PROBLEM DESCRIPTION | Provide an exact reproduction of every entry.

DATA RECORDS |

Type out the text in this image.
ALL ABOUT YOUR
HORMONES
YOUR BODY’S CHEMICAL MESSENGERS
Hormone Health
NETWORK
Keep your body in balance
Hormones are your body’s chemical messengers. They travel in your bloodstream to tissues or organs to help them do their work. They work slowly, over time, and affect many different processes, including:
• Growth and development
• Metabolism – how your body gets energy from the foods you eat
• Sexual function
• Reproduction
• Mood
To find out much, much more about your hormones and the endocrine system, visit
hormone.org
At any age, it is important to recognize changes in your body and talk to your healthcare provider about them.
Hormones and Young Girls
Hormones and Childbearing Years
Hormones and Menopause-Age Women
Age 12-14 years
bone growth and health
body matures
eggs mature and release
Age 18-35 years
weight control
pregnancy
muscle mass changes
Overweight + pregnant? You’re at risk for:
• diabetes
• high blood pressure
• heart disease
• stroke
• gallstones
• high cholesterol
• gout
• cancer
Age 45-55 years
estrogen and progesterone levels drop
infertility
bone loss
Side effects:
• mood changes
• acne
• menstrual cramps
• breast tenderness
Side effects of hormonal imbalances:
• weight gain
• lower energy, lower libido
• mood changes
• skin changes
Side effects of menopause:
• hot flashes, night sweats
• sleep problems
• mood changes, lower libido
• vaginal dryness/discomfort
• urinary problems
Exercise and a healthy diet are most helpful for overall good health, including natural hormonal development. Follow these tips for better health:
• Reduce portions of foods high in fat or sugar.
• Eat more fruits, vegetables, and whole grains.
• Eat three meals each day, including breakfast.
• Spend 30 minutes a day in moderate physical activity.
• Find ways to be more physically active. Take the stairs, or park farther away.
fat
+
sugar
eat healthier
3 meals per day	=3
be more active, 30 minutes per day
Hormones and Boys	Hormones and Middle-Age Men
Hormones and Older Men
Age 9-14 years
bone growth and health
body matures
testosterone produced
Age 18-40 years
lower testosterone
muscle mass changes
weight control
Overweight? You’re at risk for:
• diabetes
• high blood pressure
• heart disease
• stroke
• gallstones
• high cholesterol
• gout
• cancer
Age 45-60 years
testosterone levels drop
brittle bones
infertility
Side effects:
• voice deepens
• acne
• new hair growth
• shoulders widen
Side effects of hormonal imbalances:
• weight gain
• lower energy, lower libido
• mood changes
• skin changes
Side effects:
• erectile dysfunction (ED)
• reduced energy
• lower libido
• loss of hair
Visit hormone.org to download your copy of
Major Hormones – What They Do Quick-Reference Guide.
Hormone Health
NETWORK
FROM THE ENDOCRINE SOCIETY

WRITTEN REPLY |
Type out the text in this image.
ALL ABOUT YOUR
HORMONES
YOUR BODY’S CHEMICAL MESSENGERS
Hormone Health
NETWORK
Keep your body in balance
Hormones are your body’s chemical messengers. They travel in your bloodstream to tissues or organs to help them do their work. They work slowly, over time, and affect many different processes, including:
• Growth and development
• Metabolism – how your body gets energy from the foods you eat
• Sexual function
• Reproduction
• Mood
To find out much, much more about your hormones and the endocrine system, visit
hormone.org
At any age, it is important to recognize changes in your body and talk to your healthcare provider about them.
Hormones and Young Girls
Hormones and Childbearing Years
Hormones and Menopause-Age Women
Age 12-14 years
bone growth and health
body matures
eggs mature and release
Age 18-35 years
weight control
pregnancy
muscle mass changes
Overweight + pregnant? You’re at risk for:
• diabetes
• high blood pressure
• heart disease
• stroke
• gallstones
• high cholesterol
• gout
• cancer
Age 45-55 years
estrogen and progesterone levels drop
infertility
bone loss
Side effects:
• mood changes
• acne
• menstrual cramps
• breast tenderness
Side effects of hormonal imbalances:
• weight gain
• lower energy, lower libido
• mood changes
• skin changes
Side effects of menopause:
• hot flashes, night sweats
• sleep problems
• mood changes, lower libido
• vaginal dryness/discomfort
• urinary problems
Exercise and a healthy diet are most helpful for overall good health, including natural hormonal development. Follow these tips for better health:
• Reduce portions of foods high in fat or sugar.
• Eat more fruits, vegetables, and whole grains.
• Eat three meals each day, including breakfast.
• Spend 30 minutes a day in moderate physical activity.
• Find ways to be more physically active. Take the stairs, or park farther away.
fat
+
sugar
eat healthier
3 meals per day	=3
be more active, 30 minutes per day
Hormones and Boys	Hormones and Middle-Age Men
Hormones and Older Men
Age 9-14 years
bone growth and health
body matures
testosterone produced
Age 18-40 years
lower testosterone
muscle mass changes
weight control
Overweight? You’re at risk for:
• diabetes
• high blood pressure
• heart disease
• stroke
• gallstones
• high cholesterol
• gout
• cancer
Age 45-60 years
testosterone levels drop
brittle bones
infertility
Side effects:
• voice deepens
• acne
• new hair growth
• shoulders widen
Side effects of hormonal imbalances:
• weight gain
• lower energy, lower libido
• mood changes
• skin changes
Side effects:
• erectile dysfunction (ED)
• reduced energy
• lower libido
• loss of hair
Visit hormone.org to download your copy of
Major Hormones – What They Do Quick-Reference Guide.
Hormone Health
NETWORK
FROM THE ENDOCRINE SOCIETY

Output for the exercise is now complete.